• Directions for this task: Copy all of the material word for word, except for the pictures.

• Exercise input:
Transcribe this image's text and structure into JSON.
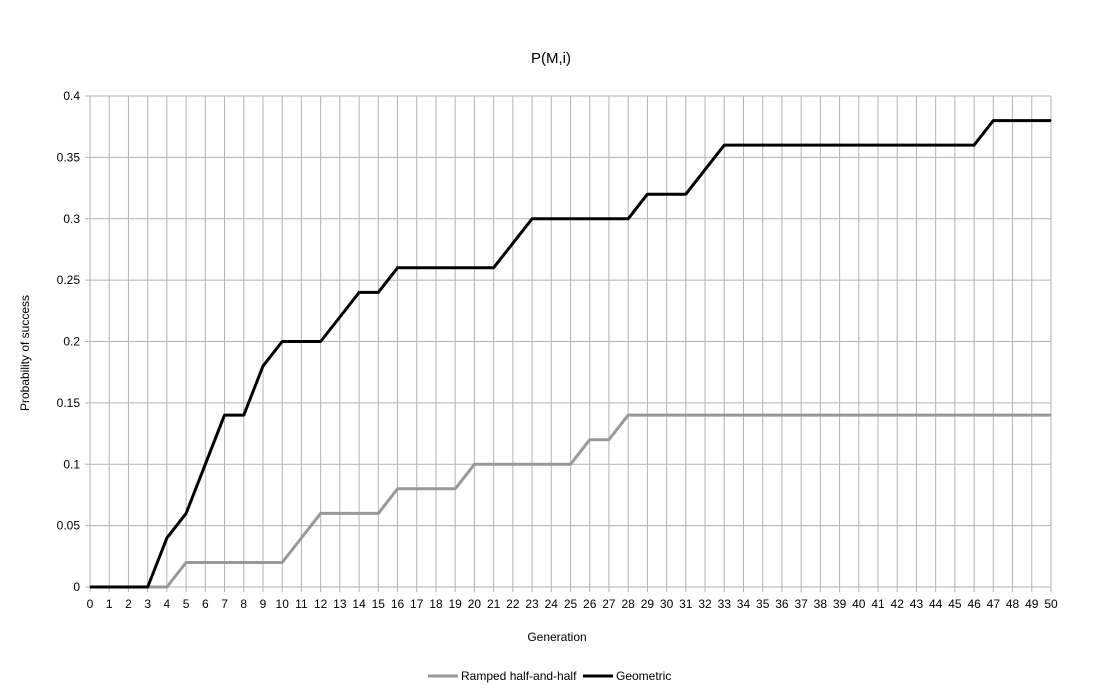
{
  "chart_data": {
    "type": "line",
    "title": "P(M,i)",
    "xlabel": "Generation",
    "ylabel": "Probability of success",
    "xlim": [
      0,
      50
    ],
    "ylim": [
      0,
      0.4
    ],
    "y_ticks": [
      "0",
      "0.05",
      "0.1",
      "0.15",
      "0.2",
      "0.25",
      "0.3",
      "0.35",
      "0.4"
    ],
    "grid": true,
    "legend": "bottom",
    "x": [
      0,
      1,
      2,
      3,
      4,
      5,
      6,
      7,
      8,
      9,
      10,
      11,
      12,
      13,
      14,
      15,
      16,
      17,
      18,
      19,
      20,
      21,
      22,
      23,
      24,
      25,
      26,
      27,
      28,
      29,
      30,
      31,
      32,
      33,
      34,
      35,
      36,
      37,
      38,
      39,
      40,
      41,
      42,
      43,
      44,
      45,
      46,
      47,
      48,
      49,
      50
    ],
    "series": [
      {
        "name": "Ramped half-and-half",
        "color": "#999999",
        "values": [
          0,
          0,
          0,
          0,
          0,
          0.02,
          0.02,
          0.02,
          0.02,
          0.02,
          0.02,
          0.04,
          0.06,
          0.06,
          0.06,
          0.06,
          0.08,
          0.08,
          0.08,
          0.08,
          0.1,
          0.1,
          0.1,
          0.1,
          0.1,
          0.1,
          0.12,
          0.12,
          0.14,
          0.14,
          0.14,
          0.14,
          0.14,
          0.14,
          0.14,
          0.14,
          0.14,
          0.14,
          0.14,
          0.14,
          0.14,
          0.14,
          0.14,
          0.14,
          0.14,
          0.14,
          0.14,
          0.14,
          0.14,
          0.14,
          0.14
        ]
      },
      {
        "name": "Geometric",
        "color": "#000000",
        "values": [
          0,
          0,
          0,
          0,
          0.04,
          0.06,
          0.1,
          0.14,
          0.14,
          0.18,
          0.2,
          0.2,
          0.2,
          0.22,
          0.24,
          0.24,
          0.26,
          0.26,
          0.26,
          0.26,
          0.26,
          0.26,
          0.28,
          0.3,
          0.3,
          0.3,
          0.3,
          0.3,
          0.3,
          0.32,
          0.32,
          0.32,
          0.34,
          0.36,
          0.36,
          0.36,
          0.36,
          0.36,
          0.36,
          0.36,
          0.36,
          0.36,
          0.36,
          0.36,
          0.36,
          0.36,
          0.36,
          0.38,
          0.38,
          0.38,
          0.38
        ]
      }
    ]
  }
}
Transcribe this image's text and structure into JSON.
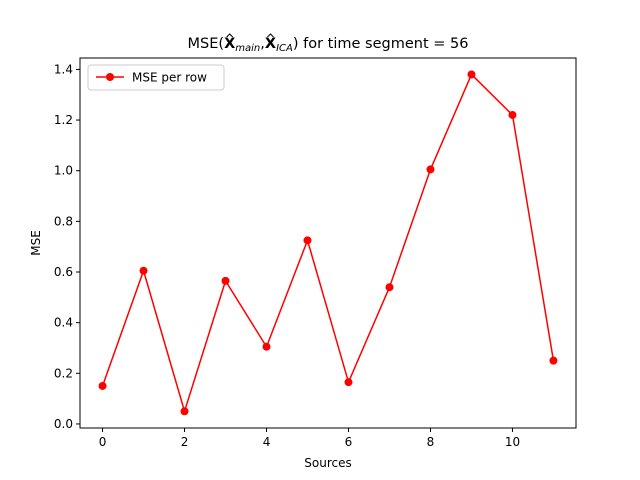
{
  "chart_data": {
    "type": "line",
    "title": {
      "prefix": "MSE(",
      "sym1": "X",
      "sub1": "main",
      "sep": ",",
      "sym2": "X",
      "sub2": "ICA",
      "suffix": ") for time segment = 56"
    },
    "xlabel": "Sources",
    "ylabel": "MSE",
    "xlim": [
      -0.55,
      11.55
    ],
    "ylim": [
      -0.016,
      1.445
    ],
    "xticks": [
      0,
      2,
      4,
      6,
      8,
      10
    ],
    "yticks": [
      0.0,
      0.2,
      0.4,
      0.6,
      0.8,
      1.0,
      1.2,
      1.4
    ],
    "ytick_labels": [
      "0.0",
      "0.2",
      "0.4",
      "0.6",
      "0.8",
      "1.0",
      "1.2",
      "1.4"
    ],
    "grid": false,
    "legend_position": "top-left",
    "series": [
      {
        "name": "MSE per row",
        "color": "#ff0000",
        "marker": "circle",
        "x": [
          0,
          1,
          2,
          3,
          4,
          5,
          6,
          7,
          8,
          9,
          10,
          11
        ],
        "y": [
          0.15,
          0.605,
          0.05,
          0.565,
          0.305,
          0.725,
          0.165,
          0.54,
          1.005,
          1.38,
          1.22,
          0.25
        ]
      }
    ]
  }
}
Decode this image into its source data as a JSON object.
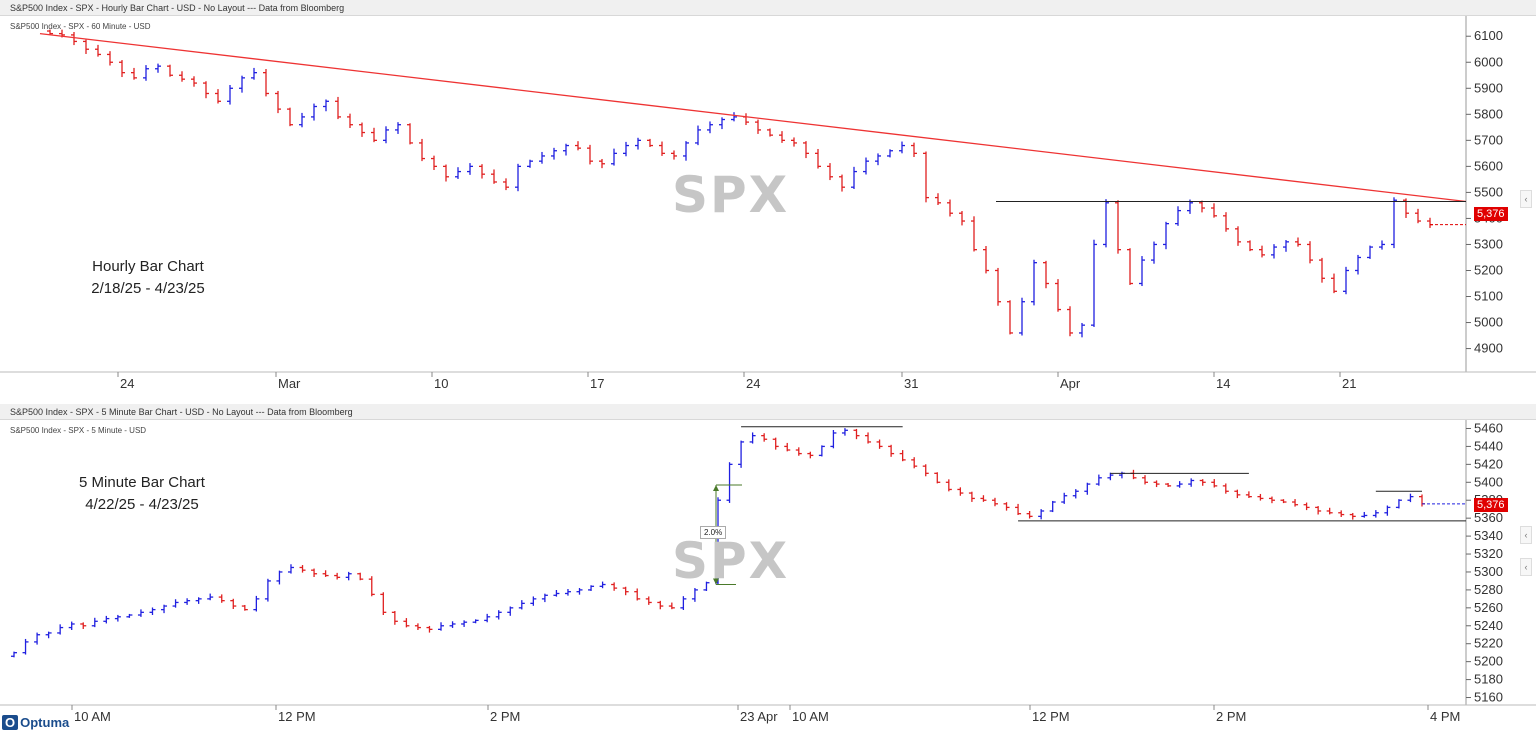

• Solution below:
Transcribe this image's text and structure into JSON.
{
  "chart_data": {
    "type": "line",
    "title": "P(M,i)",
    "xlabel": "Generation",
    "ylabel": "Probability of success",
    "xlim": [
      0,
      50
    ],
    "ylim": [
      0,
      0.4
    ],
    "y_ticks": [
      "0",
      "0.05",
      "0.1",
      "0.15",
      "0.2",
      "0.25",
      "0.3",
      "0.35",
      "0.4"
    ],
    "grid": true,
    "legend": "bottom",
    "x": [
      0,
      1,
      2,
      3,
      4,
      5,
      6,
      7,
      8,
      9,
      10,
      11,
      12,
      13,
      14,
      15,
      16,
      17,
      18,
      19,
      20,
      21,
      22,
      23,
      24,
      25,
      26,
      27,
      28,
      29,
      30,
      31,
      32,
      33,
      34,
      35,
      36,
      37,
      38,
      39,
      40,
      41,
      42,
      43,
      44,
      45,
      46,
      47,
      48,
      49,
      50
    ],
    "series": [
      {
        "name": "Ramped half-and-half",
        "color": "#999999",
        "values": [
          0,
          0,
          0,
          0,
          0,
          0.02,
          0.02,
          0.02,
          0.02,
          0.02,
          0.02,
          0.04,
          0.06,
          0.06,
          0.06,
          0.06,
          0.08,
          0.08,
          0.08,
          0.08,
          0.1,
          0.1,
          0.1,
          0.1,
          0.1,
          0.1,
          0.12,
          0.12,
          0.14,
          0.14,
          0.14,
          0.14,
          0.14,
          0.14,
          0.14,
          0.14,
          0.14,
          0.14,
          0.14,
          0.14,
          0.14,
          0.14,
          0.14,
          0.14,
          0.14,
          0.14,
          0.14,
          0.14,
          0.14,
          0.14,
          0.14
        ]
      },
      {
        "name": "Geometric",
        "color": "#000000",
        "values": [
          0,
          0,
          0,
          0,
          0.04,
          0.06,
          0.1,
          0.14,
          0.14,
          0.18,
          0.2,
          0.2,
          0.2,
          0.22,
          0.24,
          0.24,
          0.26,
          0.26,
          0.26,
          0.26,
          0.26,
          0.26,
          0.28,
          0.3,
          0.3,
          0.3,
          0.3,
          0.3,
          0.3,
          0.32,
          0.32,
          0.32,
          0.34,
          0.36,
          0.36,
          0.36,
          0.36,
          0.36,
          0.36,
          0.36,
          0.36,
          0.36,
          0.36,
          0.36,
          0.36,
          0.36,
          0.36,
          0.38,
          0.38,
          0.38,
          0.38
        ]
      }
    ]
  }
}
Transcribe this image's text and structure into JSON.
{
  "chart_data": {
    "type": "line",
    "title": {
      "prefix": "MSE(",
      "sym1": "X",
      "sub1": "main",
      "sep": ",",
      "sym2": "X",
      "sub2": "ICA",
      "suffix": ") for time segment = 56"
    },
    "xlabel": "Sources",
    "ylabel": "MSE",
    "xlim": [
      -0.55,
      11.55
    ],
    "ylim": [
      -0.016,
      1.445
    ],
    "xticks": [
      0,
      2,
      4,
      6,
      8,
      10
    ],
    "yticks": [
      0.0,
      0.2,
      0.4,
      0.6,
      0.8,
      1.0,
      1.2,
      1.4
    ],
    "ytick_labels": [
      "0.0",
      "0.2",
      "0.4",
      "0.6",
      "0.8",
      "1.0",
      "1.2",
      "1.4"
    ],
    "grid": false,
    "legend_position": "top-left",
    "series": [
      {
        "name": "MSE per row",
        "color": "#ff0000",
        "marker": "circle",
        "x": [
          0,
          1,
          2,
          3,
          4,
          5,
          6,
          7,
          8,
          9,
          10,
          11
        ],
        "y": [
          0.15,
          0.605,
          0.05,
          0.565,
          0.305,
          0.725,
          0.165,
          0.54,
          1.005,
          1.38,
          1.22,
          0.25
        ]
      }
    ]
  }
}
Decode this image into its source data as a JSON object.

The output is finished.